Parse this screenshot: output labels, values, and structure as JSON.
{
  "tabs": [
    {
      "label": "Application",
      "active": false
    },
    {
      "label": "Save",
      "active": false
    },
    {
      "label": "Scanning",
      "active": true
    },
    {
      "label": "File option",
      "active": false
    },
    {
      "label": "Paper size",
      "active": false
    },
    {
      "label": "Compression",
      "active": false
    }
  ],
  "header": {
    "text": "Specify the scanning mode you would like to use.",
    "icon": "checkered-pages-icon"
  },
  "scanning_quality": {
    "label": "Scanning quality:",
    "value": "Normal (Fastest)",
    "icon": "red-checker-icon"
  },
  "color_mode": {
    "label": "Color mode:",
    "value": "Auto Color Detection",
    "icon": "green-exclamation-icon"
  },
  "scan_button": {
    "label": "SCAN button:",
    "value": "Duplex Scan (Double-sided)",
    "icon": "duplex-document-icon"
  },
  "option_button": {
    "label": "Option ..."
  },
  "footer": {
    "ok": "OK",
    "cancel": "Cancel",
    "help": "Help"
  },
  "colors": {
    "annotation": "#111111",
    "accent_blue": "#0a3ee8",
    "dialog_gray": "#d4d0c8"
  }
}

◆ ◆ ◆ ◆

What you will do - Give solely the number of lines in the data that contain the string "icon".

Result of this task - 4